What you are asked to do — Every line of the records below should be restated exactly.

Records provided —
────────────────
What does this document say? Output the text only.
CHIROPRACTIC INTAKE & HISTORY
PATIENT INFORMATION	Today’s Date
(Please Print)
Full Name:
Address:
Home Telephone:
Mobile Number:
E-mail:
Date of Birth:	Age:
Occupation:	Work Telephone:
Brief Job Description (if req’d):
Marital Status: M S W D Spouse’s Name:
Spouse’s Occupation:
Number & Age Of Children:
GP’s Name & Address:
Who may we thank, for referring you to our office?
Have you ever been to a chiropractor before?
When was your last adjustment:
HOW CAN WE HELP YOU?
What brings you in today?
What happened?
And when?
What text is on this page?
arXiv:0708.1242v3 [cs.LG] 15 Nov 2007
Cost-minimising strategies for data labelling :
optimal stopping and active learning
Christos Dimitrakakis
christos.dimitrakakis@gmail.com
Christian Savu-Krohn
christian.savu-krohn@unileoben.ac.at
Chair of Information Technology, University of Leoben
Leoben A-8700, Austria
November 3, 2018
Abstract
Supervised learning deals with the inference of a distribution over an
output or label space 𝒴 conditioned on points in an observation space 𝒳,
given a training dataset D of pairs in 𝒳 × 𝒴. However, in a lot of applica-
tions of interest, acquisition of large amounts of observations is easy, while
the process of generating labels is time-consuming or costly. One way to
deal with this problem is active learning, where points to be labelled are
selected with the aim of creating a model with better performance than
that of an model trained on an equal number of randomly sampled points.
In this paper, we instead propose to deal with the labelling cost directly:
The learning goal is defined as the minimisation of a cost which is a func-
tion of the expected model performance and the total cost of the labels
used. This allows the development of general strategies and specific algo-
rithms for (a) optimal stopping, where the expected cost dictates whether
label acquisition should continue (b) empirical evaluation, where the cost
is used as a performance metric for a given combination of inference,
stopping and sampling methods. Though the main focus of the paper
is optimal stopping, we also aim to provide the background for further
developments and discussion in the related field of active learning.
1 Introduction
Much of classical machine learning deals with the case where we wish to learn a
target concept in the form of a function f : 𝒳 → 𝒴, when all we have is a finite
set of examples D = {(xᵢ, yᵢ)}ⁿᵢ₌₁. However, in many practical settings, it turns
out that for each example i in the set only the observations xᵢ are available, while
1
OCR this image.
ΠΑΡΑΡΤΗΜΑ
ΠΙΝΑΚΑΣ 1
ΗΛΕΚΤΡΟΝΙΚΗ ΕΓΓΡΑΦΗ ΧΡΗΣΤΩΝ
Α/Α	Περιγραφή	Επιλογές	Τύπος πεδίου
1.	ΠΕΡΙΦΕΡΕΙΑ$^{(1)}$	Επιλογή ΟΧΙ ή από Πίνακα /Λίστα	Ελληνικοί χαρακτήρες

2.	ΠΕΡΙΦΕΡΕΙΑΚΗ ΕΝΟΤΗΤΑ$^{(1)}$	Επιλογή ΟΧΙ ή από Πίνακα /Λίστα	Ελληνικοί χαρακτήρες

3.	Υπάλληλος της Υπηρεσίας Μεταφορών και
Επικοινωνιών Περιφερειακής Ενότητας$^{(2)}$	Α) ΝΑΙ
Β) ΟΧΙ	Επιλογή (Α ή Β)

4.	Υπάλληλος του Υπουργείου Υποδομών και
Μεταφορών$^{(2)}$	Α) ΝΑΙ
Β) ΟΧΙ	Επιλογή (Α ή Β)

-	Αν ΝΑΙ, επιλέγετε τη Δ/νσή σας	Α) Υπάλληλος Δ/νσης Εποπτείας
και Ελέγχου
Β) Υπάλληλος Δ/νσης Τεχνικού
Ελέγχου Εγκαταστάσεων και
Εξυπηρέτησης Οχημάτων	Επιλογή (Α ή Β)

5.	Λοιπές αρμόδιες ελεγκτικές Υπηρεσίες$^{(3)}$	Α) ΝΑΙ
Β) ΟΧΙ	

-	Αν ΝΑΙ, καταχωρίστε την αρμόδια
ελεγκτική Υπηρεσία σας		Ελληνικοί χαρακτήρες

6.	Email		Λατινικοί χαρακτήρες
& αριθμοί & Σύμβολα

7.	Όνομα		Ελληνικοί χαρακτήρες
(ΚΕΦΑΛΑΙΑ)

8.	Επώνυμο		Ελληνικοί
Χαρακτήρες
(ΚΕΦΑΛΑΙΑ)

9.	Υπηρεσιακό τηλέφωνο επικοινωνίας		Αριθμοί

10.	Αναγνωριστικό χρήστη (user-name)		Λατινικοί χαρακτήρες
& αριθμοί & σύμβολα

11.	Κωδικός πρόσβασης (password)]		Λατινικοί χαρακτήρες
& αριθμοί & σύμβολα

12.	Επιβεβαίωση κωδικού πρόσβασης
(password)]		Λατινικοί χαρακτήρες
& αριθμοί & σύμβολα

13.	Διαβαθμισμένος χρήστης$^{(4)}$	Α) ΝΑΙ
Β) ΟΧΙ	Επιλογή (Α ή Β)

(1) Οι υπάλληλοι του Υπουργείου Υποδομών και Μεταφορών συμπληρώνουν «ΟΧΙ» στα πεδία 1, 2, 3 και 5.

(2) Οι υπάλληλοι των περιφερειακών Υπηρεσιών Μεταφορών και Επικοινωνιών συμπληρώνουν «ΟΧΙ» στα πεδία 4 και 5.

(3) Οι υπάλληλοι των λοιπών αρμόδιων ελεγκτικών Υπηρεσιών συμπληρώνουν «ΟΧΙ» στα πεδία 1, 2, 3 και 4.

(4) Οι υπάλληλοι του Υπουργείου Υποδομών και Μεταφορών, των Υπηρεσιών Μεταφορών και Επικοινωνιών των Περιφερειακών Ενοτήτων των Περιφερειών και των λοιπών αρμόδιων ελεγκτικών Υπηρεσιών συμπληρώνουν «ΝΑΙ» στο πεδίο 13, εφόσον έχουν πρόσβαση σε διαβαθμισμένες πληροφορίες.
────────────────
Final answer —
What does this document say? Output the text only.
CHIROPRACTIC INTAKE & HISTORY
PATIENT INFORMATION	Today’s Date
(Please Print)
Full Name:
Address:
Home Telephone:
Mobile Number:
E-mail:
Date of Birth:	Age:
Occupation:	Work Telephone:
Brief Job Description (if req’d):
Marital Status: M S W D Spouse’s Name:
Spouse’s Occupation:
Number & Age Of Children:
GP’s Name & Address:
Who may we thank, for referring you to our office?
Have you ever been to a chiropractor before?
When was your last adjustment:
HOW CAN WE HELP YOU?
What brings you in today?
What happened?
And when?
What text is on this page?
arXiv:0708.1242v3 [cs.LG] 15 Nov 2007
Cost-minimising strategies for data labelling :
optimal stopping and active learning
Christos Dimitrakakis
christos.dimitrakakis@gmail.com
Christian Savu-Krohn
christian.savu-krohn@unileoben.ac.at
Chair of Information Technology, University of Leoben
Leoben A-8700, Austria
November 3, 2018
Abstract
Supervised learning deals with the inference of a distribution over an
output or label space 𝒴 conditioned on points in an observation space 𝒳,
given a training dataset D of pairs in 𝒳 × 𝒴. However, in a lot of applica-
tions of interest, acquisition of large amounts of observations is easy, while
the process of generating labels is time-consuming or costly. One way to
deal with this problem is active learning, where points to be labelled are
selected with the aim of creating a model with better performance than
that of an model trained on an equal number of randomly sampled points.
In this paper, we instead propose to deal with the labelling cost directly:
The learning goal is defined as the minimisation of a cost which is a func-
tion of the expected model performance and the total cost of the labels
used. This allows the development of general strategies and specific algo-
rithms for (a) optimal stopping, where the expected cost dictates whether
label acquisition should continue (b) empirical evaluation, where the cost
is used as a performance metric for a given combination of inference,
stopping and sampling methods. Though the main focus of the paper
is optimal stopping, we also aim to provide the background for further
developments and discussion in the related field of active learning.
1 Introduction
Much of classical machine learning deals with the case where we wish to learn a
target concept in the form of a function f : 𝒳 → 𝒴, when all we have is a finite
set of examples D = {(xᵢ, yᵢ)}ⁿᵢ₌₁. However, in many practical settings, it turns
out that for each example i in the set only the observations xᵢ are available, while
1
OCR this image.
ΠΑΡΑΡΤΗΜΑ
ΠΙΝΑΚΑΣ 1
ΗΛΕΚΤΡΟΝΙΚΗ ΕΓΓΡΑΦΗ ΧΡΗΣΤΩΝ
Α/Α	Περιγραφή	Επιλογές	Τύπος πεδίου
1.	ΠΕΡΙΦΕΡΕΙΑ$^{(1)}$	Επιλογή ΟΧΙ ή από Πίνακα /Λίστα	Ελληνικοί χαρακτήρες

2.	ΠΕΡΙΦΕΡΕΙΑΚΗ ΕΝΟΤΗΤΑ$^{(1)}$	Επιλογή ΟΧΙ ή από Πίνακα /Λίστα	Ελληνικοί χαρακτήρες

3.	Υπάλληλος της Υπηρεσίας Μεταφορών και
Επικοινωνιών Περιφερειακής Ενότητας$^{(2)}$	Α) ΝΑΙ
Β) ΟΧΙ	Επιλογή (Α ή Β)

4.	Υπάλληλος του Υπουργείου Υποδομών και
Μεταφορών$^{(2)}$	Α) ΝΑΙ
Β) ΟΧΙ	Επιλογή (Α ή Β)

-	Αν ΝΑΙ, επιλέγετε τη Δ/νσή σας	Α) Υπάλληλος Δ/νσης Εποπτείας
και Ελέγχου
Β) Υπάλληλος Δ/νσης Τεχνικού
Ελέγχου Εγκαταστάσεων και
Εξυπηρέτησης Οχημάτων	Επιλογή (Α ή Β)

5.	Λοιπές αρμόδιες ελεγκτικές Υπηρεσίες$^{(3)}$	Α) ΝΑΙ
Β) ΟΧΙ	

-	Αν ΝΑΙ, καταχωρίστε την αρμόδια
ελεγκτική Υπηρεσία σας		Ελληνικοί χαρακτήρες

6.	Email		Λατινικοί χαρακτήρες
& αριθμοί & Σύμβολα

7.	Όνομα		Ελληνικοί χαρακτήρες
(ΚΕΦΑΛΑΙΑ)

8.	Επώνυμο		Ελληνικοί
Χαρακτήρες
(ΚΕΦΑΛΑΙΑ)

9.	Υπηρεσιακό τηλέφωνο επικοινωνίας		Αριθμοί

10.	Αναγνωριστικό χρήστη (user-name)		Λατινικοί χαρακτήρες
& αριθμοί & σύμβολα

11.	Κωδικός πρόσβασης (password)]		Λατινικοί χαρακτήρες
& αριθμοί & σύμβολα

12.	Επιβεβαίωση κωδικού πρόσβασης
(password)]		Λατινικοί χαρακτήρες
& αριθμοί & σύμβολα

13.	Διαβαθμισμένος χρήστης$^{(4)}$	Α) ΝΑΙ
Β) ΟΧΙ	Επιλογή (Α ή Β)

(1) Οι υπάλληλοι του Υπουργείου Υποδομών και Μεταφορών συμπληρώνουν «ΟΧΙ» στα πεδία 1, 2, 3 και 5.

(2) Οι υπάλληλοι των περιφερειακών Υπηρεσιών Μεταφορών και Επικοινωνιών συμπληρώνουν «ΟΧΙ» στα πεδία 4 και 5.

(3) Οι υπάλληλοι των λοιπών αρμόδιων ελεγκτικών Υπηρεσιών συμπληρώνουν «ΟΧΙ» στα πεδία 1, 2, 3 και 4.

(4) Οι υπάλληλοι του Υπουργείου Υποδομών και Μεταφορών, των Υπηρεσιών Μεταφορών και Επικοινωνιών των Περιφερειακών Ενοτήτων των Περιφερειών και των λοιπών αρμόδιων ελεγκτικών Υπηρεσιών συμπληρώνουν «ΝΑΙ» στο πεδίο 13, εφόσον έχουν πρόσβαση σε διαβαθμισμένες πληροφορίες.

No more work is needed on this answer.